• **Stated goal**
Output each line of the material exactly as it stands.

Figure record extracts
•••••

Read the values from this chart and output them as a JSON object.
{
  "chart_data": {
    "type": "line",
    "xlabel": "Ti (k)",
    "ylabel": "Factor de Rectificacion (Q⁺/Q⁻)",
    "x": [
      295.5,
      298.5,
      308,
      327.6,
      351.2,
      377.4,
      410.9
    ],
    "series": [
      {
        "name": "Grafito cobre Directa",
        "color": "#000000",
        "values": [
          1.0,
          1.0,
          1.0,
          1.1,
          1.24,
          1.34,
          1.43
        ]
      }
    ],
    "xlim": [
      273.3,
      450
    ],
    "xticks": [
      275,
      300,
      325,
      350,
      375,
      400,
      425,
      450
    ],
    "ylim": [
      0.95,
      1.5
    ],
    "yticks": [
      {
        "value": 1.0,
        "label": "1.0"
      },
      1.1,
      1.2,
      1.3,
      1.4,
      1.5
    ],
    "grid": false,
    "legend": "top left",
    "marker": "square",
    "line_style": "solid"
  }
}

•••••

• **Expected output**
Read the values from this chart and output them as a JSON object.
{
  "chart_data": {
    "type": "line",
    "xlabel": "Ti (k)",
    "ylabel": "Factor de Rectificacion (Q⁺/Q⁻)",
    "x": [
      295.5,
      298.5,
      308,
      327.6,
      351.2,
      377.4,
      410.9
    ],
    "series": [
      {
        "name": "Grafito cobre Directa",
        "color": "#000000",
        "values": [
          1.0,
          1.0,
          1.0,
          1.1,
          1.24,
          1.34,
          1.43
        ]
      }
    ],
    "xlim": [
      273.3,
      450
    ],
    "xticks": [
      275,
      300,
      325,
      350,
      375,
      400,
      425,
      450
    ],
    "ylim": [
      0.95,
      1.5
    ],
    "yticks": [
      {
        "value": 1.0,
        "label": "1.0"
      },
      1.1,
      1.2,
      1.3,
      1.4,
      1.5
    ],
    "grid": false,
    "legend": "top left",
    "marker": "square",
    "line_style": "solid"
  }
}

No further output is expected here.